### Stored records

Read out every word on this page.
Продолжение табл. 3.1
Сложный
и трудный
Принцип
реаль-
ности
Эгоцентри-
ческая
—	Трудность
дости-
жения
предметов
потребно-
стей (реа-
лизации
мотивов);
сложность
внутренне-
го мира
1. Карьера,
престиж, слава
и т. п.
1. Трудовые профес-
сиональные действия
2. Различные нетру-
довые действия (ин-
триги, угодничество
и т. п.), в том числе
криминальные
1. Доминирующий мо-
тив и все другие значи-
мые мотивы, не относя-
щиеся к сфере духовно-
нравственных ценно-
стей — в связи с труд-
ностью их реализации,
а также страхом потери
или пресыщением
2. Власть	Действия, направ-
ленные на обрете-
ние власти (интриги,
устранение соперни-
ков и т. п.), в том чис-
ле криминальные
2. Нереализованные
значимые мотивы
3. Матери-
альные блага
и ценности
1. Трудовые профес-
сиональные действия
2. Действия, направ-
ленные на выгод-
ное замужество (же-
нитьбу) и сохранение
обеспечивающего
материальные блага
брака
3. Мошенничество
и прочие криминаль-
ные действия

### What to produce
Output all of the material, please, exactly as it stands.

### Correct output
Read out every word on this page.
Продолжение табл. 3.1
Сложный
и трудный
Принцип
реаль-
ности
Эгоцентри-
ческая
—	Трудность
дости-
жения
предметов
потребно-
стей (реа-
лизации
мотивов);
сложность
внутренне-
го мира
1. Карьера,
престиж, слава
и т. п.
1. Трудовые профес-
сиональные действия
2. Различные нетру-
довые действия (ин-
триги, угодничество
и т. п.), в том числе
криминальные
1. Доминирующий мо-
тив и все другие значи-
мые мотивы, не относя-
щиеся к сфере духовно-
нравственных ценно-
стей — в связи с труд-
ностью их реализации,
а также страхом потери
или пресыщением
2. Власть	Действия, направ-
ленные на обрете-
ние власти (интриги,
устранение соперни-
ков и т. п.), в том чис-
ле криминальные
2. Нереализованные
значимые мотивы
3. Матери-
альные блага
и ценности
1. Трудовые профес-
сиональные действия
2. Действия, направ-
ленные на выгод-
ное замужество (же-
нитьбу) и сохранение
обеспечивающего
материальные блага
брака
3. Мошенничество
и прочие криминаль-
ные действия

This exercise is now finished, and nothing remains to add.